** Start of Data section **

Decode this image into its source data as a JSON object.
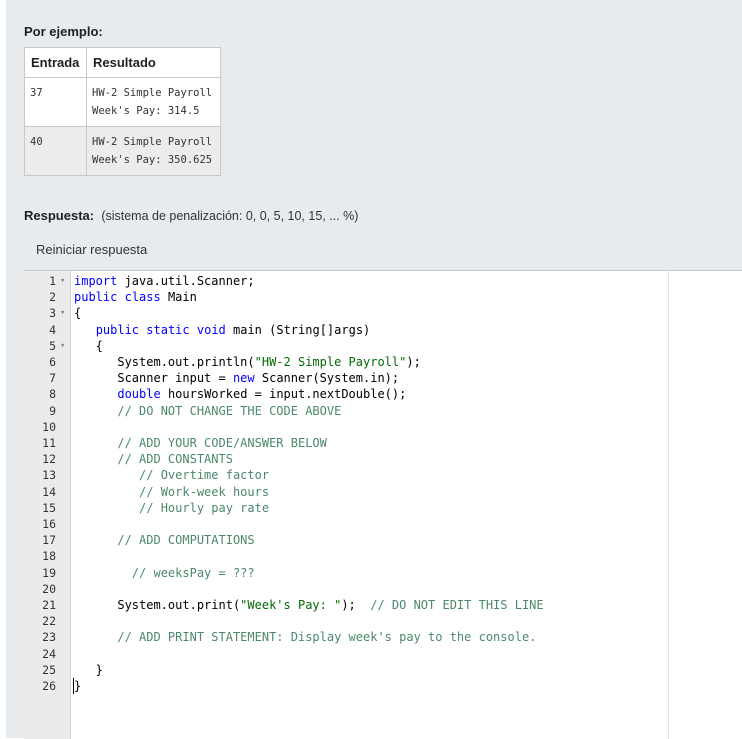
{
  "example": {
    "title": "Por ejemplo:",
    "headers": [
      "Entrada",
      "Resultado"
    ],
    "rows": [
      {
        "input": "37",
        "output": [
          "HW-2 Simple Payroll",
          "Week's Pay: 314.5"
        ]
      },
      {
        "input": "40",
        "output": [
          "HW-2 Simple Payroll",
          "Week's Pay: 350.625"
        ]
      }
    ]
  },
  "answer": {
    "label": "Respuesta:",
    "penalty_note": "(sistema de penalización: 0, 0, 5, 10, 15, ... %)",
    "reset_label": "Reiniciar respuesta"
  },
  "editor": {
    "lines": [
      "import java.util.Scanner;",
      "public class Main",
      "{",
      "   public static void main (String[]args)",
      "   {",
      "      System.out.println(\"HW-2 Simple Payroll\");",
      "      Scanner input = new Scanner(System.in);",
      "      double hoursWorked = input.nextDouble();",
      "      // DO NOT CHANGE THE CODE ABOVE",
      "",
      "      // ADD YOUR CODE/ANSWER BELOW",
      "      // ADD CONSTANTS",
      "         // Overtime factor",
      "         // Work-week hours",
      "         // Hourly pay rate",
      "",
      "      // ADD COMPUTATIONS",
      "",
      "        // weeksPay = ???",
      "",
      "      System.out.print(\"Week's Pay: \");  // DO NOT EDIT THIS LINE",
      "",
      "      // ADD PRINT STATEMENT: Display week's pay to the console.",
      "",
      "   }",
      "}"
    ],
    "fold_lines": [
      1,
      3,
      5
    ],
    "cursor_line": 26
  },
  "colors": {
    "keyword": "#0000ff",
    "string": "#036a07",
    "comment": "#4c886b"
  }
}
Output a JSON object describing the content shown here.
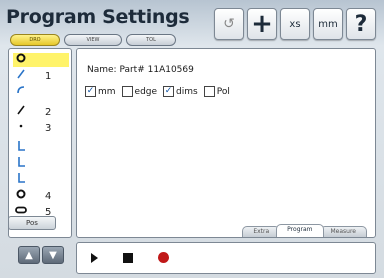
{
  "window": {
    "title": "Program Settings"
  },
  "mode_buttons": [
    {
      "label": "DRO",
      "active": true
    },
    {
      "label": "VIEW",
      "active": false
    },
    {
      "label": "TOL",
      "active": false
    }
  ],
  "toolbar": {
    "undo_icon": "undo-icon",
    "plus_icon": "plus-icon",
    "xs_label": "xs",
    "mm_label": "mm",
    "help_label": "?"
  },
  "sidebar": {
    "items": [
      {
        "icon": "circle-icon",
        "num": ""
      },
      {
        "icon": "line-icon",
        "num": "1"
      },
      {
        "icon": "arc-icon",
        "num": ""
      },
      {
        "icon": "line-icon",
        "num": "2"
      },
      {
        "icon": "point-icon",
        "num": "3"
      },
      {
        "icon": "angle-icon",
        "num": ""
      },
      {
        "icon": "angle-icon",
        "num": ""
      },
      {
        "icon": "angle-icon",
        "num": ""
      },
      {
        "icon": "circle-icon",
        "num": "4"
      },
      {
        "icon": "slot-icon",
        "num": "5"
      }
    ],
    "pos_label": "Pos"
  },
  "program": {
    "name_label": "Name: Part# 11A10569",
    "options": [
      {
        "label": "mm",
        "checked": true
      },
      {
        "label": "edge",
        "checked": false
      },
      {
        "label": "dims",
        "checked": true
      },
      {
        "label": "Pol",
        "checked": false
      }
    ]
  },
  "tabs": [
    {
      "label": "Extra",
      "active": false
    },
    {
      "label": "Program",
      "active": true
    },
    {
      "label": "Measure",
      "active": false
    }
  ],
  "colors": {
    "accent": "#fff36a",
    "record": "#c01818"
  }
}
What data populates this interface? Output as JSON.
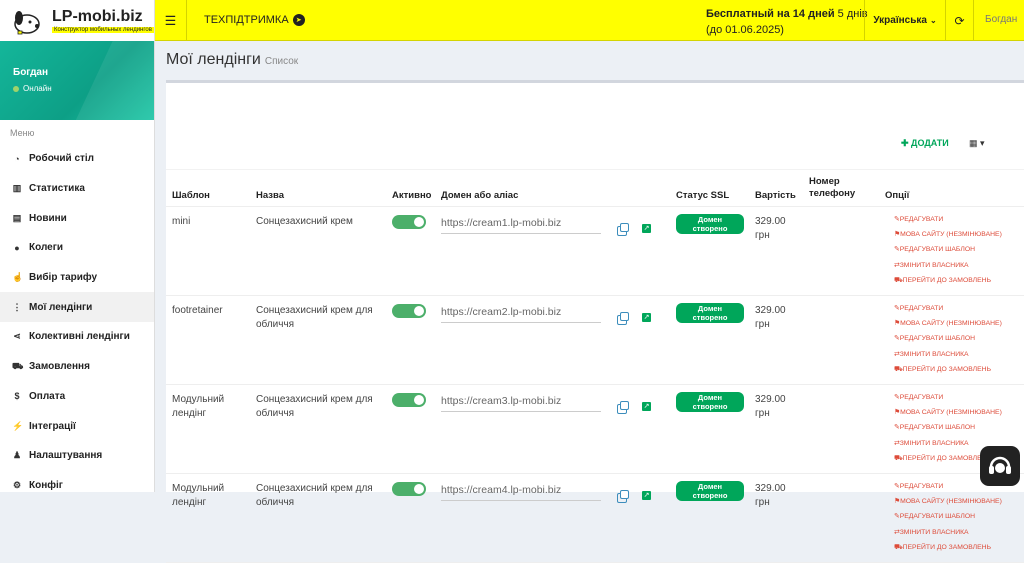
{
  "header": {
    "brand": "LP-mobi.biz",
    "tagline": "Конструктор мобильных лендингов",
    "support": "ТЕХПІДТРИМКА",
    "trial_bold": "Бесплатный на 14 дней",
    "trial_days": "5 днів",
    "trial_until": "(до 01.06.2025)",
    "language": "Українська",
    "user": "Богдан"
  },
  "sidebar": {
    "user_name": "Богдан",
    "status": "Онлайн",
    "menu_header": "Меню",
    "items": [
      {
        "label": "Робочий стіл",
        "icon": "dashboard-icon"
      },
      {
        "label": "Статистика",
        "icon": "bar-chart-icon"
      },
      {
        "label": "Новини",
        "icon": "newspaper-icon"
      },
      {
        "label": "Колеги",
        "icon": "users-icon"
      },
      {
        "label": "Вибір тарифу",
        "icon": "hand-pointer-icon"
      },
      {
        "label": "Мої лендінги",
        "icon": "sitemap-icon"
      },
      {
        "label": "Колективні лендінги",
        "icon": "share-icon"
      },
      {
        "label": "Замовлення",
        "icon": "cart-icon"
      },
      {
        "label": "Оплата",
        "icon": "dollar-icon"
      },
      {
        "label": "Інтеграції",
        "icon": "plug-icon"
      },
      {
        "label": "Налаштування",
        "icon": "user-icon"
      },
      {
        "label": "Конфіг",
        "icon": "gears-icon"
      }
    ]
  },
  "page": {
    "title": "Мої лендінги",
    "subtitle": "Список",
    "add_label": "ДОДАТИ"
  },
  "table": {
    "headers": {
      "template": "Шаблон",
      "name": "Назва",
      "active": "Активно",
      "domain": "Домен або аліас",
      "ssl": "Статус SSL",
      "price": "Вартість",
      "phone_1": "Номер",
      "phone_2": "телефону",
      "options": "Опції"
    },
    "rows": [
      {
        "template": "mini",
        "template2": "",
        "name": "Сонцезахисний крем",
        "name2": "",
        "domain": "https://cream1.lp-mobi.biz",
        "ssl1": "Домен",
        "ssl2": "створено",
        "price1": "329.00",
        "price2": "грн"
      },
      {
        "template": "footretainer",
        "template2": "",
        "name": "Сонцезахисний крем для",
        "name2": "обличчя",
        "domain": "https://cream2.lp-mobi.biz",
        "ssl1": "Домен",
        "ssl2": "створено",
        "price1": "329.00",
        "price2": "грн"
      },
      {
        "template": "Модульний",
        "template2": "лендінг",
        "name": "Сонцезахисний крем для",
        "name2": "обличчя",
        "domain": "https://cream3.lp-mobi.biz",
        "ssl1": "Домен",
        "ssl2": "створено",
        "price1": "329.00",
        "price2": "грн"
      },
      {
        "template": "Модульний",
        "template2": "лендінг",
        "name": "Сонцезахисний крем для",
        "name2": "обличчя",
        "domain": "https://cream4.lp-mobi.biz",
        "ssl1": "Домен",
        "ssl2": "створено",
        "price1": "329.00",
        "price2": "грн"
      }
    ],
    "options": {
      "edit": "РЕДАГУВАТИ",
      "lang": "МОВА САЙТУ (НЕЗМІНЮВАНЕ)",
      "edit_template": "РЕДАГУВАТИ ШАБЛОН",
      "change_owner": "ЗМІНИТИ ВЛАСНИКА",
      "orders": "ПЕРЕЙТИ ДО ЗАМОВЛЕНЬ"
    }
  },
  "colors": {
    "topbar": "#ffff00",
    "accent_green": "#00a65a",
    "option_red": "#dd4b39",
    "sidebar_teal": "#14b69a"
  }
}
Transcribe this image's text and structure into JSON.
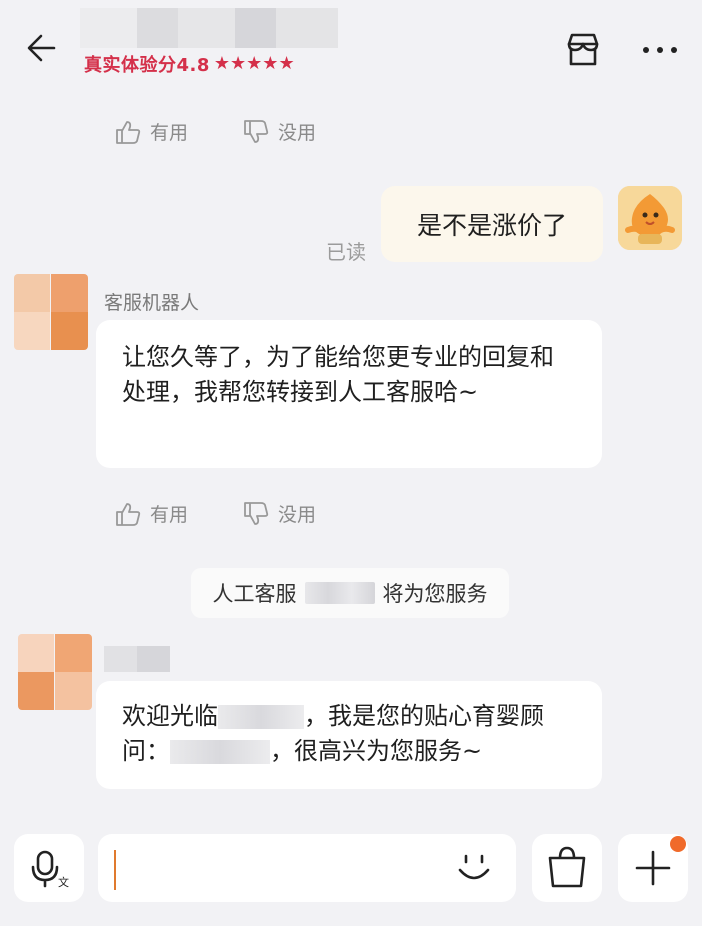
{
  "header": {
    "rating_label": "真实体验分4.8",
    "stars": "★★★★★",
    "icons": [
      "back-arrow-icon",
      "store-icon",
      "more-icon"
    ]
  },
  "feedback": {
    "useful": "有用",
    "useless": "没用"
  },
  "messages": {
    "user_message": "是不是涨价了",
    "read_status": "已读",
    "bot_name": "客服机器人",
    "bot_message": "让您久等了，为了能给您更专业的回复和处理，我帮您转接到人工客服哈~",
    "system_prefix": "人工客服",
    "system_suffix": "将为您服务",
    "agent_part1": "欢迎光临",
    "agent_part2": "，我是您的贴心育婴顾问：",
    "agent_part3": "，很高兴为您服务~"
  },
  "bottom_bar": {
    "icons": [
      "voice-to-text-icon",
      "smile-icon",
      "shopping-bag-icon",
      "plus-icon"
    ]
  },
  "colors": {
    "accent_red": "#d4304a",
    "cursor_orange": "#e07a2e",
    "badge_orange": "#f06a2a",
    "background": "#f2f2f5"
  }
}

** End of Data section **

Set problem: Quote the listing above in full, except for the pictures.

Solution to this problem:
Decode this image into its source data as a JSON object.
{
  "example": {
    "title": "Por ejemplo:",
    "headers": [
      "Entrada",
      "Resultado"
    ],
    "rows": [
      {
        "input": "37",
        "output": [
          "HW-2 Simple Payroll",
          "Week's Pay: 314.5"
        ]
      },
      {
        "input": "40",
        "output": [
          "HW-2 Simple Payroll",
          "Week's Pay: 350.625"
        ]
      }
    ]
  },
  "answer": {
    "label": "Respuesta:",
    "penalty_note": "(sistema de penalización: 0, 0, 5, 10, 15, ... %)",
    "reset_label": "Reiniciar respuesta"
  },
  "editor": {
    "lines": [
      "import java.util.Scanner;",
      "public class Main",
      "{",
      "   public static void main (String[]args)",
      "   {",
      "      System.out.println(\"HW-2 Simple Payroll\");",
      "      Scanner input = new Scanner(System.in);",
      "      double hoursWorked = input.nextDouble();",
      "      // DO NOT CHANGE THE CODE ABOVE",
      "",
      "      // ADD YOUR CODE/ANSWER BELOW",
      "      // ADD CONSTANTS",
      "         // Overtime factor",
      "         // Work-week hours",
      "         // Hourly pay rate",
      "",
      "      // ADD COMPUTATIONS",
      "",
      "        // weeksPay = ???",
      "",
      "      System.out.print(\"Week's Pay: \");  // DO NOT EDIT THIS LINE",
      "",
      "      // ADD PRINT STATEMENT: Display week's pay to the console.",
      "",
      "   }",
      "}"
    ],
    "fold_lines": [
      1,
      3,
      5
    ],
    "cursor_line": 26
  },
  "colors": {
    "keyword": "#0000ff",
    "string": "#036a07",
    "comment": "#4c886b"
  }
}
Output a JSON object describing the content shown here.
{
  "window": {
    "title": "Program Settings"
  },
  "mode_buttons": [
    {
      "label": "DRO",
      "active": true
    },
    {
      "label": "VIEW",
      "active": false
    },
    {
      "label": "TOL",
      "active": false
    }
  ],
  "toolbar": {
    "undo_icon": "undo-icon",
    "plus_icon": "plus-icon",
    "xs_label": "xs",
    "mm_label": "mm",
    "help_label": "?"
  },
  "sidebar": {
    "items": [
      {
        "icon": "circle-icon",
        "num": ""
      },
      {
        "icon": "line-icon",
        "num": "1"
      },
      {
        "icon": "arc-icon",
        "num": ""
      },
      {
        "icon": "line-icon",
        "num": "2"
      },
      {
        "icon": "point-icon",
        "num": "3"
      },
      {
        "icon": "angle-icon",
        "num": ""
      },
      {
        "icon": "angle-icon",
        "num": ""
      },
      {
        "icon": "angle-icon",
        "num": ""
      },
      {
        "icon": "circle-icon",
        "num": "4"
      },
      {
        "icon": "slot-icon",
        "num": "5"
      }
    ],
    "pos_label": "Pos"
  },
  "program": {
    "name_label": "Name: Part# 11A10569",
    "options": [
      {
        "label": "mm",
        "checked": true
      },
      {
        "label": "edge",
        "checked": false
      },
      {
        "label": "dims",
        "checked": true
      },
      {
        "label": "Pol",
        "checked": false
      }
    ]
  },
  "tabs": [
    {
      "label": "Extra",
      "active": false
    },
    {
      "label": "Program",
      "active": true
    },
    {
      "label": "Measure",
      "active": false
    }
  ],
  "colors": {
    "accent": "#fff36a",
    "record": "#c01818"
  }
}
What data populates this interface? Output as JSON.
{
  "header": {
    "brand": "LP-mobi.biz",
    "tagline": "Конструктор мобильных лендингов",
    "support": "ТЕХПІДТРИМКА",
    "trial_bold": "Бесплатный на 14 дней",
    "trial_days": "5 днів",
    "trial_until": "(до 01.06.2025)",
    "language": "Українська",
    "user": "Богдан"
  },
  "sidebar": {
    "user_name": "Богдан",
    "status": "Онлайн",
    "menu_header": "Меню",
    "items": [
      {
        "label": "Робочий стіл",
        "icon": "dashboard-icon"
      },
      {
        "label": "Статистика",
        "icon": "bar-chart-icon"
      },
      {
        "label": "Новини",
        "icon": "newspaper-icon"
      },
      {
        "label": "Колеги",
        "icon": "users-icon"
      },
      {
        "label": "Вибір тарифу",
        "icon": "hand-pointer-icon"
      },
      {
        "label": "Мої лендінги",
        "icon": "sitemap-icon"
      },
      {
        "label": "Колективні лендінги",
        "icon": "share-icon"
      },
      {
        "label": "Замовлення",
        "icon": "cart-icon"
      },
      {
        "label": "Оплата",
        "icon": "dollar-icon"
      },
      {
        "label": "Інтеграції",
        "icon": "plug-icon"
      },
      {
        "label": "Налаштування",
        "icon": "user-icon"
      },
      {
        "label": "Конфіг",
        "icon": "gears-icon"
      }
    ]
  },
  "page": {
    "title": "Мої лендінги",
    "subtitle": "Список",
    "add_label": "ДОДАТИ"
  },
  "table": {
    "headers": {
      "template": "Шаблон",
      "name": "Назва",
      "active": "Активно",
      "domain": "Домен або аліас",
      "ssl": "Статус SSL",
      "price": "Вартість",
      "phone_1": "Номер",
      "phone_2": "телефону",
      "options": "Опції"
    },
    "rows": [
      {
        "template": "mini",
        "template2": "",
        "name": "Сонцезахисний крем",
        "name2": "",
        "domain": "https://cream1.lp-mobi.biz",
        "ssl1": "Домен",
        "ssl2": "створено",
        "price1": "329.00",
        "price2": "грн"
      },
      {
        "template": "footretainer",
        "template2": "",
        "name": "Сонцезахисний крем для",
        "name2": "обличчя",
        "domain": "https://cream2.lp-mobi.biz",
        "ssl1": "Домен",
        "ssl2": "створено",
        "price1": "329.00",
        "price2": "грн"
      },
      {
        "template": "Модульний",
        "template2": "лендінг",
        "name": "Сонцезахисний крем для",
        "name2": "обличчя",
        "domain": "https://cream3.lp-mobi.biz",
        "ssl1": "Домен",
        "ssl2": "створено",
        "price1": "329.00",
        "price2": "грн"
      },
      {
        "template": "Модульний",
        "template2": "лендінг",
        "name": "Сонцезахисний крем для",
        "name2": "обличчя",
        "domain": "https://cream4.lp-mobi.biz",
        "ssl1": "Домен",
        "ssl2": "створено",
        "price1": "329.00",
        "price2": "грн"
      }
    ],
    "options": {
      "edit": "РЕДАГУВАТИ",
      "lang": "МОВА САЙТУ (НЕЗМІНЮВАНЕ)",
      "edit_template": "РЕДАГУВАТИ ШАБЛОН",
      "change_owner": "ЗМІНИТИ ВЛАСНИКА",
      "orders": "ПЕРЕЙТИ ДО ЗАМОВЛЕНЬ"
    }
  },
  "colors": {
    "topbar": "#ffff00",
    "accent_green": "#00a65a",
    "option_red": "#dd4b39",
    "sidebar_teal": "#14b69a"
  }
}
Transcribe this image's text and structure into JSON.
{
  "header": {
    "rating_label": "真实体验分4.8",
    "stars": "★★★★★",
    "icons": [
      "back-arrow-icon",
      "store-icon",
      "more-icon"
    ]
  },
  "feedback": {
    "useful": "有用",
    "useless": "没用"
  },
  "messages": {
    "user_message": "是不是涨价了",
    "read_status": "已读",
    "bot_name": "客服机器人",
    "bot_message": "让您久等了，为了能给您更专业的回复和处理，我帮您转接到人工客服哈~",
    "system_prefix": "人工客服",
    "system_suffix": "将为您服务",
    "agent_part1": "欢迎光临",
    "agent_part2": "，我是您的贴心育婴顾问：",
    "agent_part3": "，很高兴为您服务~"
  },
  "bottom_bar": {
    "icons": [
      "voice-to-text-icon",
      "smile-icon",
      "shopping-bag-icon",
      "plus-icon"
    ]
  },
  "colors": {
    "accent_red": "#d4304a",
    "cursor_orange": "#e07a2e",
    "badge_orange": "#f06a2a",
    "background": "#f2f2f5"
  }
}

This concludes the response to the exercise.